● **Given records**:

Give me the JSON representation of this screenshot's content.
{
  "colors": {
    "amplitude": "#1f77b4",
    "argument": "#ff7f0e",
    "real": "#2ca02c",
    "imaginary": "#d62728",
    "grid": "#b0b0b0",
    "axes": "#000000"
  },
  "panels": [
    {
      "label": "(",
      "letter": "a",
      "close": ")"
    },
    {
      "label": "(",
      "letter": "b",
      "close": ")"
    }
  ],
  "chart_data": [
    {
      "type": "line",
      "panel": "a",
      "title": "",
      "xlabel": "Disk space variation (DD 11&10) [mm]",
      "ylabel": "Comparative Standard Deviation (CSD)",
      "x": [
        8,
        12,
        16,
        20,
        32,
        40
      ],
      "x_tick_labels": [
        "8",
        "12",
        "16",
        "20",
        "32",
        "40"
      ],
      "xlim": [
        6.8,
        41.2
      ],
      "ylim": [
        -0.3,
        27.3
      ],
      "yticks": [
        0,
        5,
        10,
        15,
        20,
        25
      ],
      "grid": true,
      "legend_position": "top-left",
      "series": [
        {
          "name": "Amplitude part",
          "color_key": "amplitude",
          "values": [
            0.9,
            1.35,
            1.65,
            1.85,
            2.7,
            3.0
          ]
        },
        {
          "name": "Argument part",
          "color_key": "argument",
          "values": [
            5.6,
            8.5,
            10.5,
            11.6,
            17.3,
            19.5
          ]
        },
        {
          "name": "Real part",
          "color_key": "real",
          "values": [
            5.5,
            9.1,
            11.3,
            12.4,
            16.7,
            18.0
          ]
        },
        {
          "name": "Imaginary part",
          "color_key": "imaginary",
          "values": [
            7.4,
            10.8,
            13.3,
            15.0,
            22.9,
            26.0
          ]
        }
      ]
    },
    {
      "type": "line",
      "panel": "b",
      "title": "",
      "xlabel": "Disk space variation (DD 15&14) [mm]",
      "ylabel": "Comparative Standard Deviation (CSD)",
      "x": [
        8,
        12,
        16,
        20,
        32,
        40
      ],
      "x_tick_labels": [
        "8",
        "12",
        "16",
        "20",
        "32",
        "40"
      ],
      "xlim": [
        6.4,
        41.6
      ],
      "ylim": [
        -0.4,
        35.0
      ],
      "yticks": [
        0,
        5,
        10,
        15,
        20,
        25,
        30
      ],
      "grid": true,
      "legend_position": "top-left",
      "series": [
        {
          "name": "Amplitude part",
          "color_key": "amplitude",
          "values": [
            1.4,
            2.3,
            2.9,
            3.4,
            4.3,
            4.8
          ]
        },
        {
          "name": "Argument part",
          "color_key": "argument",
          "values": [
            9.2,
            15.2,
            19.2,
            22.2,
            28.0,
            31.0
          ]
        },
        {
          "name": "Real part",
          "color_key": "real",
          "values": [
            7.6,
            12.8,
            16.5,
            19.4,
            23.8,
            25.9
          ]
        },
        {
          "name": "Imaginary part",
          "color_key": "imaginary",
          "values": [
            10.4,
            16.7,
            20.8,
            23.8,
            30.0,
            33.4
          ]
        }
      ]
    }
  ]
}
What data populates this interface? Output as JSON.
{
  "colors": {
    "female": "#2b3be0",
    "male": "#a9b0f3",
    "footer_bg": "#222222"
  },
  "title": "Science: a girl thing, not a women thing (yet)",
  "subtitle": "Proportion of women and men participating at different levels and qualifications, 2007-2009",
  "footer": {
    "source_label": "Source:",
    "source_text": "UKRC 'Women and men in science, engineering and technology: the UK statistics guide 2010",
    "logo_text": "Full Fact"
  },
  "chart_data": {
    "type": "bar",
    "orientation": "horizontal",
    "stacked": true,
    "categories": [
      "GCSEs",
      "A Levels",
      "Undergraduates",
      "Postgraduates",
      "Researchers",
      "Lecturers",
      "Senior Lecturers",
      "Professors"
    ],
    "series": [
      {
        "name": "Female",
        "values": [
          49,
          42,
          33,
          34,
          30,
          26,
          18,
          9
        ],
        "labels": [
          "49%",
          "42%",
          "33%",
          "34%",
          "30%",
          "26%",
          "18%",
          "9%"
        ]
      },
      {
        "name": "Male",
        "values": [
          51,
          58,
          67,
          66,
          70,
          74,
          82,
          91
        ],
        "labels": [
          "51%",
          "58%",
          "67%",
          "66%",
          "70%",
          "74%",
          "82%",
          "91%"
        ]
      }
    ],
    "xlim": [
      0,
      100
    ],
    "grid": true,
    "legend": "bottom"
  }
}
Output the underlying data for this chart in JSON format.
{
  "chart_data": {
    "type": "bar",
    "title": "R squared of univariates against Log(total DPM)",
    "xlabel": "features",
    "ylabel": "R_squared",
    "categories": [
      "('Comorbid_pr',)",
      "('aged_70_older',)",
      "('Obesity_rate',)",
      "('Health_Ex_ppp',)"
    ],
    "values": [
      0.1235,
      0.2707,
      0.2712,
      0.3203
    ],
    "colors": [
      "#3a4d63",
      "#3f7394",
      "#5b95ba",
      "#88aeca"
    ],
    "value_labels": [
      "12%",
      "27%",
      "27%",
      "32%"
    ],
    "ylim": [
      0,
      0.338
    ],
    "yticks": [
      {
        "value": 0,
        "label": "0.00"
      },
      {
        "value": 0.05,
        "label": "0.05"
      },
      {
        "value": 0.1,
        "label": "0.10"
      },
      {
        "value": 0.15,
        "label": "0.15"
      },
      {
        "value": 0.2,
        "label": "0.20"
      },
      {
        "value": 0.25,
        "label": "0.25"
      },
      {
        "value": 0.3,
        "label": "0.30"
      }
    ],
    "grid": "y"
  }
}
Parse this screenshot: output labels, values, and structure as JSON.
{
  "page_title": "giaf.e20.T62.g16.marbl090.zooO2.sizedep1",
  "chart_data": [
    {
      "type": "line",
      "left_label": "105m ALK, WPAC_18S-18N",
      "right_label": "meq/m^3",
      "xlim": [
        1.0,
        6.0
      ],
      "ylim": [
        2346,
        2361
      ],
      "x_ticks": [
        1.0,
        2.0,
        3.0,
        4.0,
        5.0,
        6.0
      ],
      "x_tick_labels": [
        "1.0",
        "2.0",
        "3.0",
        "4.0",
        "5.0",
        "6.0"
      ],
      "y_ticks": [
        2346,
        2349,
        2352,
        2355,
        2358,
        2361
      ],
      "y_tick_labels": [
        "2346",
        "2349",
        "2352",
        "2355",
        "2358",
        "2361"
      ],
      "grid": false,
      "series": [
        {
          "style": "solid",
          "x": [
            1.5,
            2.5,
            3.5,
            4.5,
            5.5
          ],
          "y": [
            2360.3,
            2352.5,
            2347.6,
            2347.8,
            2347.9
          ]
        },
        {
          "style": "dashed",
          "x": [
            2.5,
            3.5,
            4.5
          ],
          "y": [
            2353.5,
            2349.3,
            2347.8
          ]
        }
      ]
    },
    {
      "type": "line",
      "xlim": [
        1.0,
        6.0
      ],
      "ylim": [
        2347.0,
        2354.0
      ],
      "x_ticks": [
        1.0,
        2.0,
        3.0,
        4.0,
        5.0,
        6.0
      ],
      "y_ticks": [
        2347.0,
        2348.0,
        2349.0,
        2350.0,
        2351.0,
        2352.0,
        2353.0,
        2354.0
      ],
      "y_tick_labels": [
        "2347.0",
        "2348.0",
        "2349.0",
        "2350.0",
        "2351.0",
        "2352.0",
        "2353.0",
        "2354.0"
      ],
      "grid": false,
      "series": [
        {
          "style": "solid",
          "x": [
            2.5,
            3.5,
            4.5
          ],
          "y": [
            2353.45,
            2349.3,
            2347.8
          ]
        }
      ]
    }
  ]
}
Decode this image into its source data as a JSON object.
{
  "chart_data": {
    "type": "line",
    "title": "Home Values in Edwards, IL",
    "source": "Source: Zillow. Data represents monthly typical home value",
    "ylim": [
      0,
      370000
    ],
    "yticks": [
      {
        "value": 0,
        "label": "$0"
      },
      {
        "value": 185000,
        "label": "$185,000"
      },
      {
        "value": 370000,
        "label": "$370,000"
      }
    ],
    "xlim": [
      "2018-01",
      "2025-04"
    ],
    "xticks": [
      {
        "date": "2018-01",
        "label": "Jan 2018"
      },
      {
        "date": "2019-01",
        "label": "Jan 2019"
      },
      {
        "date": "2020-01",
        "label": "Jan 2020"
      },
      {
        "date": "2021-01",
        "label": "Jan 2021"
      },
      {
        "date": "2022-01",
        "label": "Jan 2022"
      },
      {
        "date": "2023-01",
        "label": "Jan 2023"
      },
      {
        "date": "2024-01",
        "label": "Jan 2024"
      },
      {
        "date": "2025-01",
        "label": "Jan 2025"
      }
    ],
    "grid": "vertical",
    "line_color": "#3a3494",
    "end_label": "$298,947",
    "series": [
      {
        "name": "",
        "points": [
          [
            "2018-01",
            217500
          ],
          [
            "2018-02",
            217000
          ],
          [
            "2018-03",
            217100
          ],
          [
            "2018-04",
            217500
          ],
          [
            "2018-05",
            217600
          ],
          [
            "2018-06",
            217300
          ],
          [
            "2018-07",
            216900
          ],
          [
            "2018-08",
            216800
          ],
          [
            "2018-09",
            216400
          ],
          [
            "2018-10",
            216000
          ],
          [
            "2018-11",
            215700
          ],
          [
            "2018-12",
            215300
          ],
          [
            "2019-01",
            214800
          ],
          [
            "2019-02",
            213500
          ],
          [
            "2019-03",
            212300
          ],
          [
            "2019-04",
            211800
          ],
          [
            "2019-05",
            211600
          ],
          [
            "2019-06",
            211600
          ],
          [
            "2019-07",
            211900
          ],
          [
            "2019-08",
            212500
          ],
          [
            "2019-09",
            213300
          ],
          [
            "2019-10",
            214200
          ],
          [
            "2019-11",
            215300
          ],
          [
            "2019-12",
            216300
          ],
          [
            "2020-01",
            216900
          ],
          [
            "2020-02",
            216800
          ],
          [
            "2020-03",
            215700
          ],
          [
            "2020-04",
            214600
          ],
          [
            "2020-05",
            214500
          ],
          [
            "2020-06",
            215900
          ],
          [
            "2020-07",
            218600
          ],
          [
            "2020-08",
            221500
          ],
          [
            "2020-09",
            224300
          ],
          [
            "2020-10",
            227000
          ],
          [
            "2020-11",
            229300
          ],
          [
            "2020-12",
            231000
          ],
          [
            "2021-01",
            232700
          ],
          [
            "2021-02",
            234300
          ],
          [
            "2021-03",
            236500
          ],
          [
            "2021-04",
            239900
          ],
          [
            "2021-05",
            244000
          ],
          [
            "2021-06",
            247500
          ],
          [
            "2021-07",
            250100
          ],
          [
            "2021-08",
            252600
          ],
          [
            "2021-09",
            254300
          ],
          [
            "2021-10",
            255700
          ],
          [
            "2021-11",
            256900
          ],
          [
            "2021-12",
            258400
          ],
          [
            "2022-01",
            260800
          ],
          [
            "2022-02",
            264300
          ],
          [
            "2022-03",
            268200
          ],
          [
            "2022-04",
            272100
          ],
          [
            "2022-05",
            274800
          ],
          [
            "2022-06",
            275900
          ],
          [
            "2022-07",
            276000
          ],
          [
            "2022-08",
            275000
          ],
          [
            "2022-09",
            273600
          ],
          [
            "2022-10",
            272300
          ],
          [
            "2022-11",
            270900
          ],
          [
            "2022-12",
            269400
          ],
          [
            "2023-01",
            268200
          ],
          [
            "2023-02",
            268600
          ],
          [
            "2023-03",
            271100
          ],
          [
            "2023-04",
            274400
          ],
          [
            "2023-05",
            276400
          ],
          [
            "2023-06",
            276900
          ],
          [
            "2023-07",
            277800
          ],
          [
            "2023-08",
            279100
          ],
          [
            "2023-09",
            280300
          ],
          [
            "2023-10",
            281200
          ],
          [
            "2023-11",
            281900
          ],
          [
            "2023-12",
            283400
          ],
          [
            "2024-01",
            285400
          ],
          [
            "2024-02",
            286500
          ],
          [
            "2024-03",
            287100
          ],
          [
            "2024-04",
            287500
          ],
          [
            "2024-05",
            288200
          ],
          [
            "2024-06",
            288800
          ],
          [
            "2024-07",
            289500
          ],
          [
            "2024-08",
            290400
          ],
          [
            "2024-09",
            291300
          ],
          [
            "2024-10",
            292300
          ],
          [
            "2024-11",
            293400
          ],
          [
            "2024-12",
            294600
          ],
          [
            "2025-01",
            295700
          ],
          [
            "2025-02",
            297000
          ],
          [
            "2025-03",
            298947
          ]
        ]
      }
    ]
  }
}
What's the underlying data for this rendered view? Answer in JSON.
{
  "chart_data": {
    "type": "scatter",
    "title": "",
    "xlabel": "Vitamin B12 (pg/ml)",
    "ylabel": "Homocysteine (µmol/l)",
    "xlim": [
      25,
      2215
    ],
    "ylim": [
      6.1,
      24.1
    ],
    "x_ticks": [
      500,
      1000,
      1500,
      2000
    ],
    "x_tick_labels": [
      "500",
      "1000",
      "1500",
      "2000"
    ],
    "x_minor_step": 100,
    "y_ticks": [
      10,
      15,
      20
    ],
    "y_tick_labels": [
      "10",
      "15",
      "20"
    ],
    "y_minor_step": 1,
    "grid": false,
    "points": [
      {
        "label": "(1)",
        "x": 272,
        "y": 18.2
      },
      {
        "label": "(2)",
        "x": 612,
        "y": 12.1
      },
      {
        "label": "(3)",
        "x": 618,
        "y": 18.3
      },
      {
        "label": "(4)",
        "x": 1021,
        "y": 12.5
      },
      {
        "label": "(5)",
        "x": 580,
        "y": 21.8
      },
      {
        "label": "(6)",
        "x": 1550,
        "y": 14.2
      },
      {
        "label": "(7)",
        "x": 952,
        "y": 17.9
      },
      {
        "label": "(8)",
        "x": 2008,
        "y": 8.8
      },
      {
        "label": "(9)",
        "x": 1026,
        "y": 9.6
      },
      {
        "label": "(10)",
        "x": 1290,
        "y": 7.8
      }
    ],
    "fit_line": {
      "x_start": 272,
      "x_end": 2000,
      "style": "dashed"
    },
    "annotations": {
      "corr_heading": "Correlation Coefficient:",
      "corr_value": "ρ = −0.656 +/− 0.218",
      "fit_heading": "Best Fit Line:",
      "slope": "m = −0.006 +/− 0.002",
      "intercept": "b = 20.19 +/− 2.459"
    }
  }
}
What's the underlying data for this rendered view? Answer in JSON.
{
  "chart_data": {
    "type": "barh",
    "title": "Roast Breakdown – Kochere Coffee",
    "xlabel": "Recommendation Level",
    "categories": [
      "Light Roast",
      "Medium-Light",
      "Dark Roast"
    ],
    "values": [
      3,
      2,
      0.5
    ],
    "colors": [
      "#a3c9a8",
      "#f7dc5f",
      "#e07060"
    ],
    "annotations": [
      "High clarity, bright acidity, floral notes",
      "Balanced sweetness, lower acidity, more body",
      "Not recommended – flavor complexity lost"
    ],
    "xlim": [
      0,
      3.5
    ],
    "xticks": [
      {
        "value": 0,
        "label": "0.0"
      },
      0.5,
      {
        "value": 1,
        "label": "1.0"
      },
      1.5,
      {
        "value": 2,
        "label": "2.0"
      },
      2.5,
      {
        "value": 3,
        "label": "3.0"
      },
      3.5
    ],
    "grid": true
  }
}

● **To be done**:
Return all lines containing "acidity".

● **Problem solution**:
      "High clarity, bright acidity, floral notes",
      "Balanced sweetness, lower acidity, more body",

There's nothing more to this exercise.